■ **Your goal**
Give the data below again, word for word.

Document layout analysis data:
════

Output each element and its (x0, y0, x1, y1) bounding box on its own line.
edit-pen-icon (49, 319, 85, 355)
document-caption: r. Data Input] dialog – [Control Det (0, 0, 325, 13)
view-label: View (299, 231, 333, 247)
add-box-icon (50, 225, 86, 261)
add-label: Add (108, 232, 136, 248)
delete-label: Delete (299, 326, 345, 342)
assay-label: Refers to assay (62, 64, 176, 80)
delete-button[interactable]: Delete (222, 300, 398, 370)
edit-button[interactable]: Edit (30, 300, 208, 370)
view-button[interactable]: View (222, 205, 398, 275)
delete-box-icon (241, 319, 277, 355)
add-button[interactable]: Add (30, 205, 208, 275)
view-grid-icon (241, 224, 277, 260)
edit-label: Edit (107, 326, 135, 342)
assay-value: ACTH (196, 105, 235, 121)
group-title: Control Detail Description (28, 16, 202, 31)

════

■ **Your solution**
Output each element and its (x0, y0, x1, y1) bounding box on its own line.
edit-pen-icon (49, 319, 85, 355)
document-caption: r. Data Input] dialog – [Control Det (0, 0, 325, 13)
view-label: View (299, 231, 333, 247)
add-box-icon (50, 225, 86, 261)
add-label: Add (108, 232, 136, 248)
delete-label: Delete (299, 326, 345, 342)
assay-label: Refers to assay (62, 64, 176, 80)
delete-button[interactable]: Delete (222, 300, 398, 370)
edit-button[interactable]: Edit (30, 300, 208, 370)
view-button[interactable]: View (222, 205, 398, 275)
delete-box-icon (241, 319, 277, 355)
add-button[interactable]: Add (30, 205, 208, 275)
view-grid-icon (241, 224, 277, 260)
edit-label: Edit (107, 326, 135, 342)
assay-value: ACTH (196, 105, 235, 121)
group-title: Control Detail Description (28, 16, 202, 31)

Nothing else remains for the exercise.